No. 100 NAI DFA/5/313/2/A

Confidential report from John J. Hearne to Seán Nunan (Dublin)
(3/13/1) (Confidential)

Washington DC, 4 March 1952

I have the honour to report a conversation which I had with Sir Oliver Franks1 at the British Embassy on Friday the 29th February. Sir Oliver’s replacement was rumoured many weeks ago. I had previously (upon my return from New Orleans) made a formal call at the Embassy, as I had at other Embassies of British Commonwealth countries to offer sympathy on the death of King George VI. The call on Sir Oliver on Friday last was a personal call, at my instance, for the purpose of a general conversation. I remained an hour.

The British Ambassador had, a day or so previously, refused the post of Secretary-General of the new Secretariat for the ‘permanent session’ of representatives of NATO Foreign Ministers in Paris. I had heard it said earlier in the week by one very close to the British Embassy that the offer of the Paris post to Sir Oliver Franks might have been Mr. Churchill’s method of ‘promoting’ the Ambassador in order to appoint a nominee of his own to Washington. Sir Oliver was quite definite that he did not want the Paris post. ‘I am remaining on here’, he said. ‘You will have less headaches here than you would have in Paris’, I offered. Sir Oliver smiled and nodded. ‘Mr. Pearson’, I said, ‘probably thought of it that way too’. (It has been stated in the Press that the Canadian Minister for External Affairs2 had declined the post). I asked whether the appointee would necessarily be an Englishman? The Ambassador replied: ‘Oh no, not necessarily, I think it will be quite open now’.
....
* **REQUEST 1**:
In the report, how long did the writer stay during the personal call at the British Embassy?
The report and the rows after it are separate, unrelated material.

Element placement data
....
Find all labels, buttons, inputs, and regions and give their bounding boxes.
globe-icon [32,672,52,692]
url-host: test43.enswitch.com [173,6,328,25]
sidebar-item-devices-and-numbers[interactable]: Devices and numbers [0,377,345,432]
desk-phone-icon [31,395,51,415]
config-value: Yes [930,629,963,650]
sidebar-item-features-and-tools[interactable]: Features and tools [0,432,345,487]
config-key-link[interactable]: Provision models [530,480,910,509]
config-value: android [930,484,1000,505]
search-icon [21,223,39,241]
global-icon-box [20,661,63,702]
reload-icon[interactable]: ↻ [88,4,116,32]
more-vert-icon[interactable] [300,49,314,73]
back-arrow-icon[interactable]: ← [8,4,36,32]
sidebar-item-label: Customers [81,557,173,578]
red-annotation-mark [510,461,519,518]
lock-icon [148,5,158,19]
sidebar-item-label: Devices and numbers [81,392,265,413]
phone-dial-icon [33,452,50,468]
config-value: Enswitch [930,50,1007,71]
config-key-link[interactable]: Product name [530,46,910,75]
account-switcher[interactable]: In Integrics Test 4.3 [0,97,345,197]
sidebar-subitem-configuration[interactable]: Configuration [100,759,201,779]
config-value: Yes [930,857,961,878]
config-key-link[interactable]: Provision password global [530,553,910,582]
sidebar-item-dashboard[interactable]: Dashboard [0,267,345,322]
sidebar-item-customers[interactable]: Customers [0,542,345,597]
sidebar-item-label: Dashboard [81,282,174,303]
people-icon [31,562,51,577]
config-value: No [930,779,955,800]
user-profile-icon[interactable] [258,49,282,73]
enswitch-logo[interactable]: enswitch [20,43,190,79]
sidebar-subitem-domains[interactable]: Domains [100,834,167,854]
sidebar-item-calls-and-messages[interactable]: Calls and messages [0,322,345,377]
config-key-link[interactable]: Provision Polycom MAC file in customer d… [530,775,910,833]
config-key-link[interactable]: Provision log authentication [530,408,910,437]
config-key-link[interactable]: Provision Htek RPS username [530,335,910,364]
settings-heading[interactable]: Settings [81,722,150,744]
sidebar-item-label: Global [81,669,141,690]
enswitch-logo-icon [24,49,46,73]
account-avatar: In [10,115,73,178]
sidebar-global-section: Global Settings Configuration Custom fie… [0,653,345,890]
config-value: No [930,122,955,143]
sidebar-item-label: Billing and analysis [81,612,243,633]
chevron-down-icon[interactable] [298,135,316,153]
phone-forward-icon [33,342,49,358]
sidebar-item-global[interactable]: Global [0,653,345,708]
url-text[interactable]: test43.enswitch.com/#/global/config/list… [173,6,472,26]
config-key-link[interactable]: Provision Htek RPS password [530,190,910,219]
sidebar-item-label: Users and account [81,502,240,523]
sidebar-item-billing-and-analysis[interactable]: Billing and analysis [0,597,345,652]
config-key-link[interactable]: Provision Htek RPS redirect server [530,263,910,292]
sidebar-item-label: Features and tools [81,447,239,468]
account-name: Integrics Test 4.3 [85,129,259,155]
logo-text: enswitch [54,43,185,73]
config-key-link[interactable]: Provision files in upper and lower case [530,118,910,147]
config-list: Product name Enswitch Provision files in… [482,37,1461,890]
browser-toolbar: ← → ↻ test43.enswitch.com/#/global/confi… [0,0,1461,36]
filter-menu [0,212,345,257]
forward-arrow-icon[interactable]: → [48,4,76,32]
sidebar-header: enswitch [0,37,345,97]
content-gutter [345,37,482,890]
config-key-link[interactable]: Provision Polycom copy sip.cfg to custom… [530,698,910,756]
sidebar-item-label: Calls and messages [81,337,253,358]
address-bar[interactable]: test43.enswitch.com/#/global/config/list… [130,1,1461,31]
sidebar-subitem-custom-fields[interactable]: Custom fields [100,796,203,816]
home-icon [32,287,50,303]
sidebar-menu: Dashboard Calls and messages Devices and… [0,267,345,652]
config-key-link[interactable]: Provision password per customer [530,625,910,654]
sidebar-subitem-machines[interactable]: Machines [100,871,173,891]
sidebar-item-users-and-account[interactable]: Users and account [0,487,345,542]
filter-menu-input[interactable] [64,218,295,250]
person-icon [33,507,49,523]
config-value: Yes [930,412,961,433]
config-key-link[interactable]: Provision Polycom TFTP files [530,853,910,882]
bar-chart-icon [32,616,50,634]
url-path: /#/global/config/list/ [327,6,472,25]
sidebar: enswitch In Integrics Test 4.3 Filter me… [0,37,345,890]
....
* **REQUEST 2**:
Please extract every row that contains the string "Htek".

* **FULL ANSWER 1**:
One hour.

* **FULL ANSWER 2**:
config-key-link[interactable]: Provision Htek RPS username [530,335,910,364]
config-key-link[interactable]: Provision Htek RPS password [530,190,910,219]
config-key-link[interactable]: Provision Htek RPS redirect server [530,263,910,292]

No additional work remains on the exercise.